The entries below contain pictures. Retype everything except those pictures, exactly as given.

==============================

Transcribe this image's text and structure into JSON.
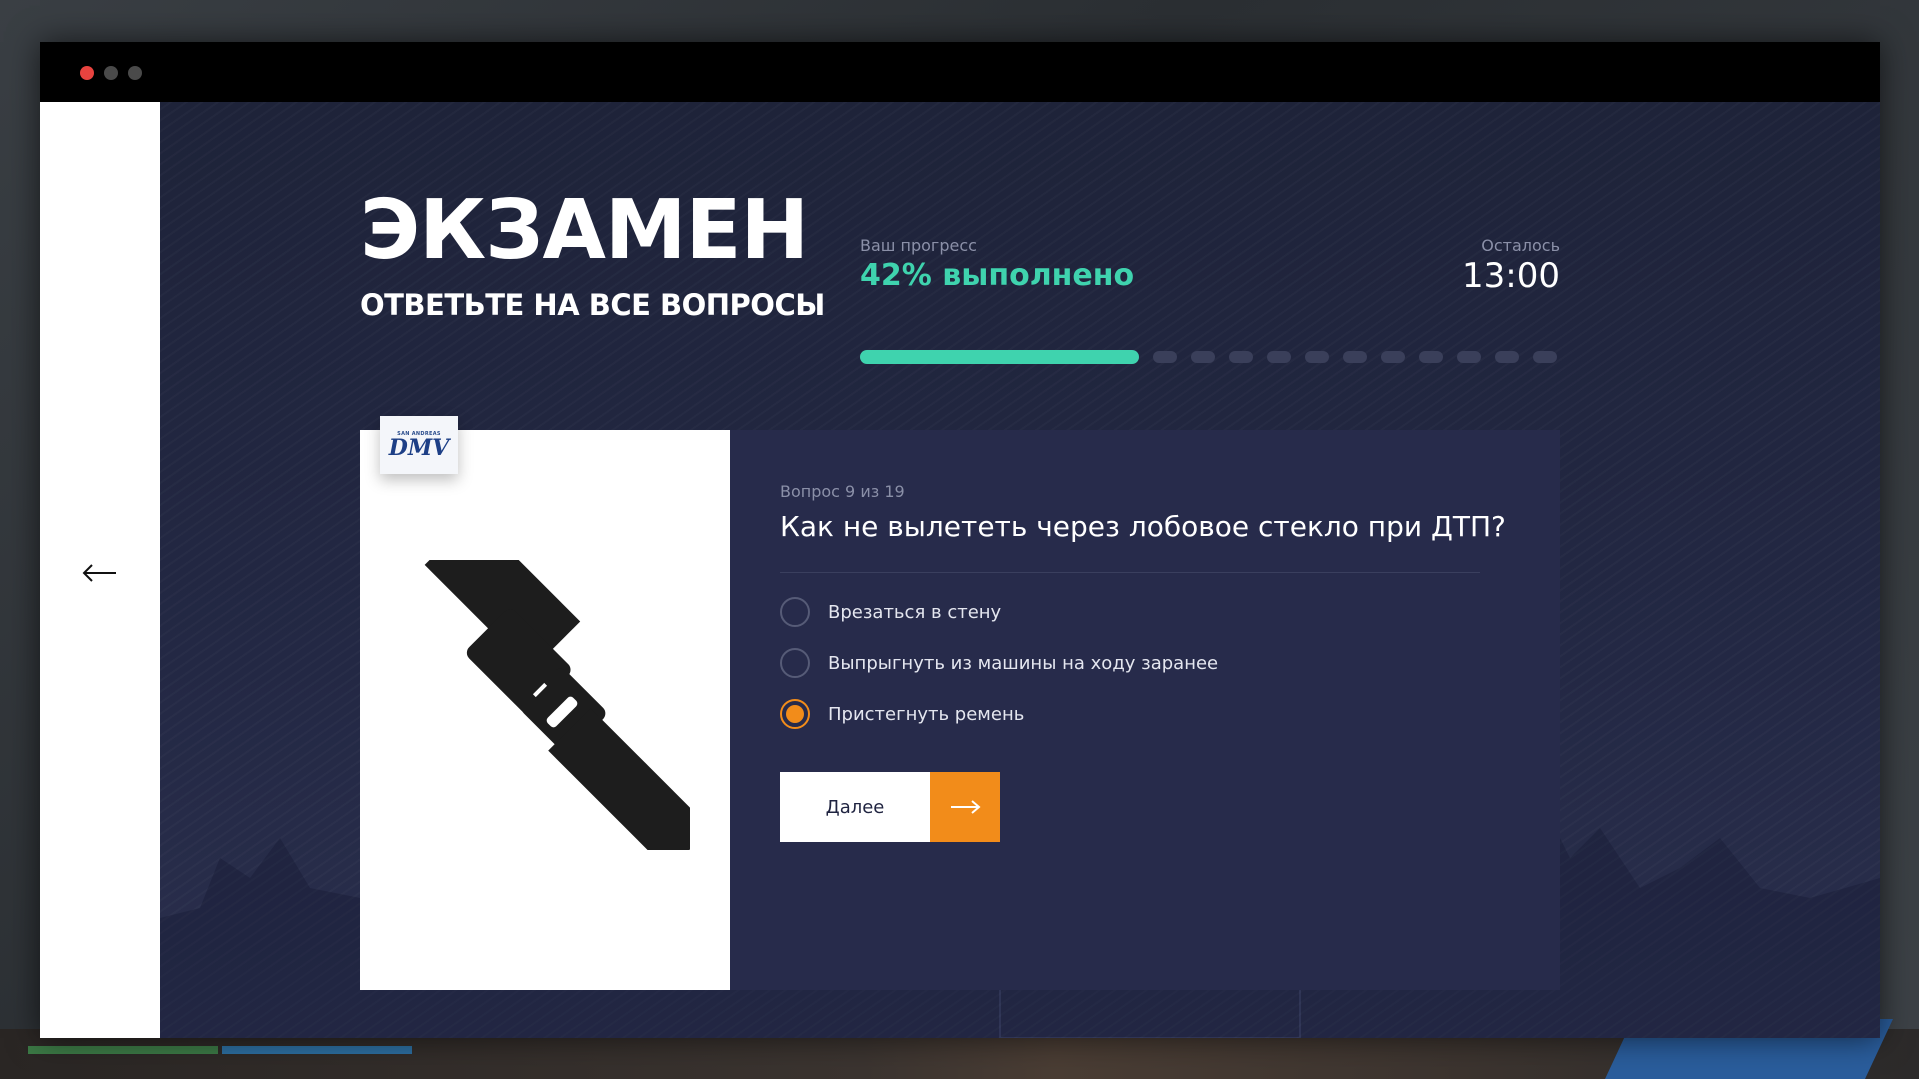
{
  "window": {
    "titlebar_dots": [
      "close",
      "minimize",
      "maximize"
    ],
    "accent_color": "#3fd3ae",
    "highlight_color": "#f28c1a"
  },
  "sidebar": {
    "back_icon": "arrow-left-icon"
  },
  "header": {
    "title": "ЭКЗАМЕН",
    "subtitle": "ОТВЕТЬТЕ НА ВСЕ ВОПРОСЫ"
  },
  "progress": {
    "label": "Ваш прогресс",
    "value_text": "42% выполнено",
    "percent": 42,
    "remaining_segments": 11
  },
  "timer": {
    "label": "Осталось",
    "value": "13:00"
  },
  "question": {
    "badge_top": "SAN ANDREAS",
    "badge_text": "DMV",
    "image_icon": "seatbelt-icon",
    "counter": "Вопрос 9 из 19",
    "text": "Как не вылететь через лобовое стекло при ДТП?",
    "answers": [
      {
        "label": "Врезаться в стену",
        "selected": false
      },
      {
        "label": "Выпрыгнуть из машины на ходу заранее",
        "selected": false
      },
      {
        "label": "Пристегнуть ремень",
        "selected": true
      }
    ]
  },
  "actions": {
    "next_label": "Далее",
    "next_icon": "arrow-right-icon"
  }
}
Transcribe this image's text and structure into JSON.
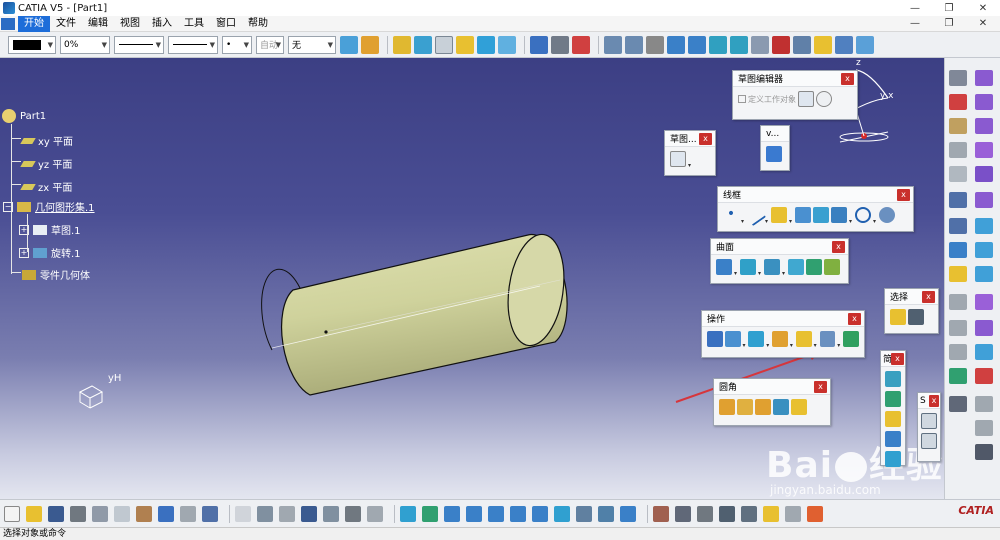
{
  "window": {
    "title": "CATIA V5 - [Part1]",
    "controls": [
      "—",
      "❐",
      "✕"
    ]
  },
  "menubar": {
    "items": [
      "开始",
      "文件",
      "编辑",
      "视图",
      "插入",
      "工具",
      "窗口",
      "帮助"
    ],
    "doc_controls": [
      "—",
      "❐",
      "✕"
    ]
  },
  "toolbar": {
    "transparency": "0%",
    "font_auto": "自动",
    "layer": "无",
    "point_style": "•"
  },
  "tree": {
    "root": "Part1",
    "items": [
      {
        "label": "xy 平面"
      },
      {
        "label": "yz 平面"
      },
      {
        "label": "zx 平面"
      },
      {
        "label": "几何图形集.1"
      },
      {
        "label": "草图.1"
      },
      {
        "label": "旋转.1"
      },
      {
        "label": "零件几何体"
      }
    ]
  },
  "axis_label": "yH",
  "compass_label": "z",
  "compass_yx": "y x",
  "panels": {
    "sketch_editor": {
      "title": "草图编辑器",
      "checkbox": "定义工作对象"
    },
    "sketch": {
      "title": "草图..."
    },
    "v": {
      "title": "v..."
    },
    "wireframe": {
      "title": "线框"
    },
    "surface": {
      "title": "曲面"
    },
    "operation": {
      "title": "操作"
    },
    "select": {
      "title": "选择"
    },
    "fillet": {
      "title": "圆角"
    },
    "narrow1": {
      "title": "简"
    },
    "narrow2": {
      "title": "S"
    },
    "close_label": "x"
  },
  "status": "选择对象或命令",
  "watermark": {
    "brand": "Bai",
    "brand2": "经验",
    "url": "jingyan.baidu.com"
  },
  "catia_logo": "CATIA",
  "colors": {
    "accent": "#1d6dd9",
    "cylinder": "#d4d6a3",
    "close": "#c9302c",
    "arrow": "#d6363c"
  }
}
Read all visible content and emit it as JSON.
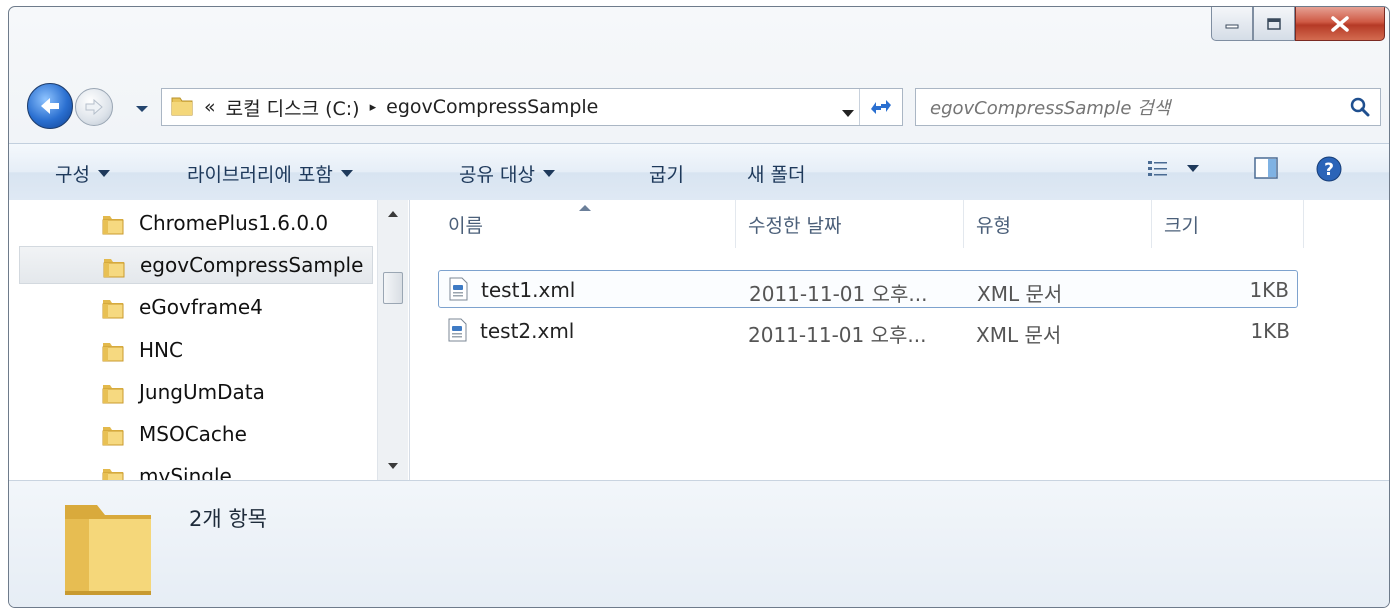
{
  "window": {
    "caption_buttons": [
      "minimize-icon",
      "maximize-icon",
      "close-icon"
    ]
  },
  "nav": {
    "breadcrumb": {
      "overflow": "«",
      "drive": "로컬 디스크 (C:)",
      "separator": "▸",
      "folder": "egovCompressSample"
    },
    "search_placeholder": "egovCompressSample 검색"
  },
  "toolbar": {
    "organize": "구성",
    "include_library": "라이브러리에 포함",
    "share_with": "공유 대상",
    "burn": "굽기",
    "new_folder": "새 폴더"
  },
  "navpane": {
    "items": [
      {
        "label": "ChromePlus1.6.0.0"
      },
      {
        "label": "egovCompressSample",
        "selected": true
      },
      {
        "label": "eGovframe4"
      },
      {
        "label": "HNC"
      },
      {
        "label": "JungUmData"
      },
      {
        "label": "MSOCache"
      },
      {
        "label": "mySingle"
      }
    ]
  },
  "filelist": {
    "columns": [
      "이름",
      "수정한 날짜",
      "유형",
      "크기"
    ],
    "rows": [
      {
        "name": "test1.xml",
        "modified": "2011-11-01 오후...",
        "type": "XML 문서",
        "size": "1KB",
        "selected": true
      },
      {
        "name": "test2.xml",
        "modified": "2011-11-01 오후...",
        "type": "XML 문서",
        "size": "1KB",
        "selected": false
      }
    ]
  },
  "details": {
    "item_count": "2개 항목"
  },
  "colors": {
    "accent": "#2a6fd0",
    "close": "#c8452f",
    "selection_border": "#7da2ce"
  }
}
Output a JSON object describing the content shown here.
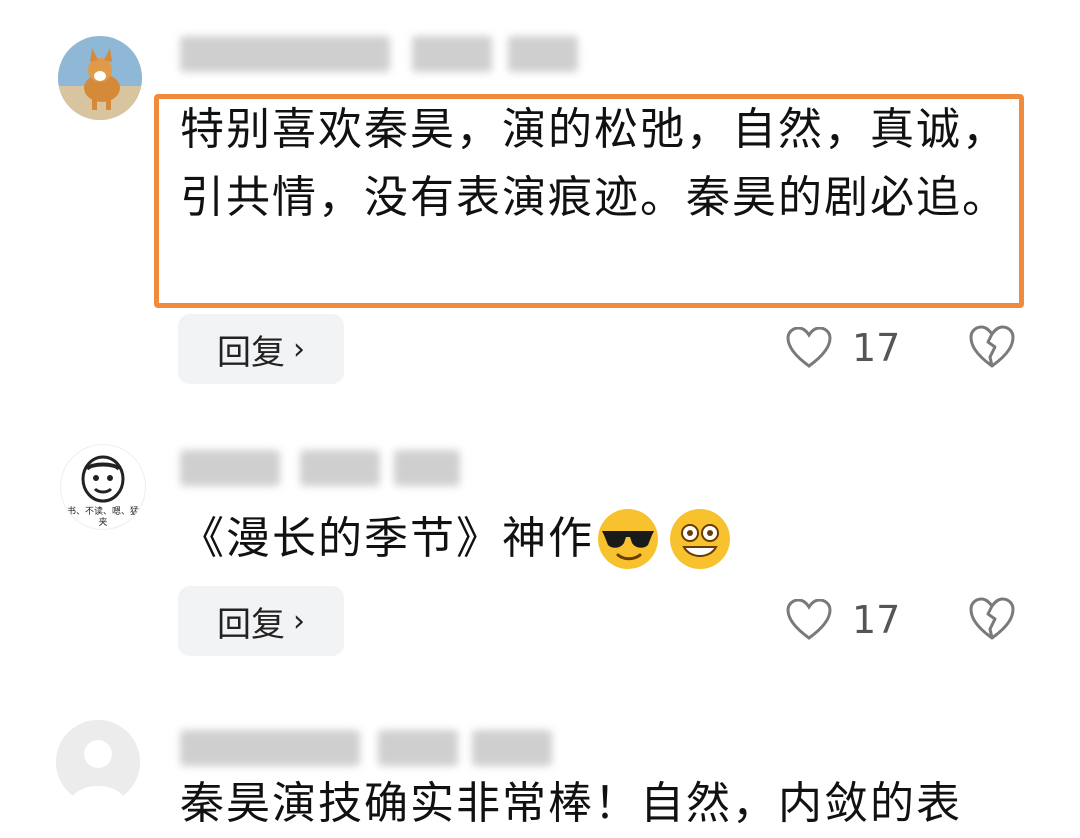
{
  "comments": [
    {
      "text": "特别喜欢秦昊，演的松弛，自然，真诚，引共情，没有表演痕迹。秦昊的剧必追。",
      "reply_label": "回复",
      "likes": "17",
      "avatar_icon": "corgi-avatar-icon"
    },
    {
      "text": "《漫长的季节》神作",
      "reply_label": "回复",
      "likes": "17",
      "avatar_icon": "meme-face-avatar-icon",
      "avatar_caption": "书、不读、嗯、猛夹",
      "emojis": [
        "sunglasses-emoji-icon",
        "grinning-emoji-icon"
      ]
    },
    {
      "text": "秦昊演技确实非常棒！自然，内敛的表",
      "avatar_icon": "default-avatar-icon"
    }
  ],
  "colors": {
    "highlight_border": "#f08a3c",
    "reply_bg": "#f2f3f5",
    "icon_gray": "#7a7a7a"
  }
}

==============================

Completed task »
Transcribe this image's text and structure into JSON.
{
  "window": {
    "titlebar_dots": [
      "close",
      "minimize",
      "maximize"
    ],
    "accent_color": "#3fd3ae",
    "highlight_color": "#f28c1a"
  },
  "sidebar": {
    "back_icon": "arrow-left-icon"
  },
  "header": {
    "title": "ЭКЗАМЕН",
    "subtitle": "ОТВЕТЬТЕ НА ВСЕ ВОПРОСЫ"
  },
  "progress": {
    "label": "Ваш прогресс",
    "value_text": "42% выполнено",
    "percent": 42,
    "remaining_segments": 11
  },
  "timer": {
    "label": "Осталось",
    "value": "13:00"
  },
  "question": {
    "badge_top": "SAN ANDREAS",
    "badge_text": "DMV",
    "image_icon": "seatbelt-icon",
    "counter": "Вопрос 9 из 19",
    "text": "Как не вылететь через лобовое стекло при ДТП?",
    "answers": [
      {
        "label": "Врезаться в стену",
        "selected": false
      },
      {
        "label": "Выпрыгнуть из машины на ходу заранее",
        "selected": false
      },
      {
        "label": "Пристегнуть ремень",
        "selected": true
      }
    ]
  },
  "actions": {
    "next_label": "Далее",
    "next_icon": "arrow-right-icon"
  }
}
Transcribe this image's text and structure into JSON.
{
  "window": {
    "title": "CATIA V5 - [Part1]",
    "controls": [
      "—",
      "❐",
      "✕"
    ]
  },
  "menubar": {
    "items": [
      "开始",
      "文件",
      "编辑",
      "视图",
      "插入",
      "工具",
      "窗口",
      "帮助"
    ],
    "doc_controls": [
      "—",
      "❐",
      "✕"
    ]
  },
  "toolbar": {
    "transparency": "0%",
    "font_auto": "自动",
    "layer": "无",
    "point_style": "•"
  },
  "tree": {
    "root": "Part1",
    "items": [
      {
        "label": "xy 平面"
      },
      {
        "label": "yz 平面"
      },
      {
        "label": "zx 平面"
      },
      {
        "label": "几何图形集.1"
      },
      {
        "label": "草图.1"
      },
      {
        "label": "旋转.1"
      },
      {
        "label": "零件几何体"
      }
    ]
  },
  "axis_label": "yH",
  "compass_label": "z",
  "compass_yx": "y x",
  "panels": {
    "sketch_editor": {
      "title": "草图编辑器",
      "checkbox": "定义工作对象"
    },
    "sketch": {
      "title": "草图..."
    },
    "v": {
      "title": "v..."
    },
    "wireframe": {
      "title": "线框"
    },
    "surface": {
      "title": "曲面"
    },
    "operation": {
      "title": "操作"
    },
    "select": {
      "title": "选择"
    },
    "fillet": {
      "title": "圆角"
    },
    "narrow1": {
      "title": "简"
    },
    "narrow2": {
      "title": "S"
    },
    "close_label": "x"
  },
  "status": "选择对象或命令",
  "watermark": {
    "brand": "Bai",
    "brand2": "经验",
    "url": "jingyan.baidu.com"
  },
  "catia_logo": "CATIA",
  "colors": {
    "accent": "#1d6dd9",
    "cylinder": "#d4d6a3",
    "close": "#c9302c",
    "arrow": "#d6363c"
  }
}
Read all visible content and emit it as JSON.
{
  "window": {
    "caption_buttons": [
      "minimize-icon",
      "maximize-icon",
      "close-icon"
    ]
  },
  "nav": {
    "breadcrumb": {
      "overflow": "«",
      "drive": "로컬 디스크 (C:)",
      "separator": "▸",
      "folder": "egovCompressSample"
    },
    "search_placeholder": "egovCompressSample 검색"
  },
  "toolbar": {
    "organize": "구성",
    "include_library": "라이브러리에 포함",
    "share_with": "공유 대상",
    "burn": "굽기",
    "new_folder": "새 폴더"
  },
  "navpane": {
    "items": [
      {
        "label": "ChromePlus1.6.0.0"
      },
      {
        "label": "egovCompressSample",
        "selected": true
      },
      {
        "label": "eGovframe4"
      },
      {
        "label": "HNC"
      },
      {
        "label": "JungUmData"
      },
      {
        "label": "MSOCache"
      },
      {
        "label": "mySingle"
      }
    ]
  },
  "filelist": {
    "columns": [
      "이름",
      "수정한 날짜",
      "유형",
      "크기"
    ],
    "rows": [
      {
        "name": "test1.xml",
        "modified": "2011-11-01 오후...",
        "type": "XML 문서",
        "size": "1KB",
        "selected": true
      },
      {
        "name": "test2.xml",
        "modified": "2011-11-01 오후...",
        "type": "XML 문서",
        "size": "1KB",
        "selected": false
      }
    ]
  },
  "details": {
    "item_count": "2개 항목"
  },
  "colors": {
    "accent": "#2a6fd0",
    "close": "#c8452f",
    "selection_border": "#7da2ce"
  }
}
Output a JSON object describing the content shown here.
{
  "comments": [
    {
      "text": "特别喜欢秦昊，演的松弛，自然，真诚，引共情，没有表演痕迹。秦昊的剧必追。",
      "reply_label": "回复",
      "likes": "17",
      "avatar_icon": "corgi-avatar-icon"
    },
    {
      "text": "《漫长的季节》神作",
      "reply_label": "回复",
      "likes": "17",
      "avatar_icon": "meme-face-avatar-icon",
      "avatar_caption": "书、不读、嗯、猛夹",
      "emojis": [
        "sunglasses-emoji-icon",
        "grinning-emoji-icon"
      ]
    },
    {
      "text": "秦昊演技确实非常棒！自然，内敛的表",
      "avatar_icon": "default-avatar-icon"
    }
  ],
  "colors": {
    "highlight_border": "#f08a3c",
    "reply_bg": "#f2f3f5",
    "icon_gray": "#7a7a7a"
  }
}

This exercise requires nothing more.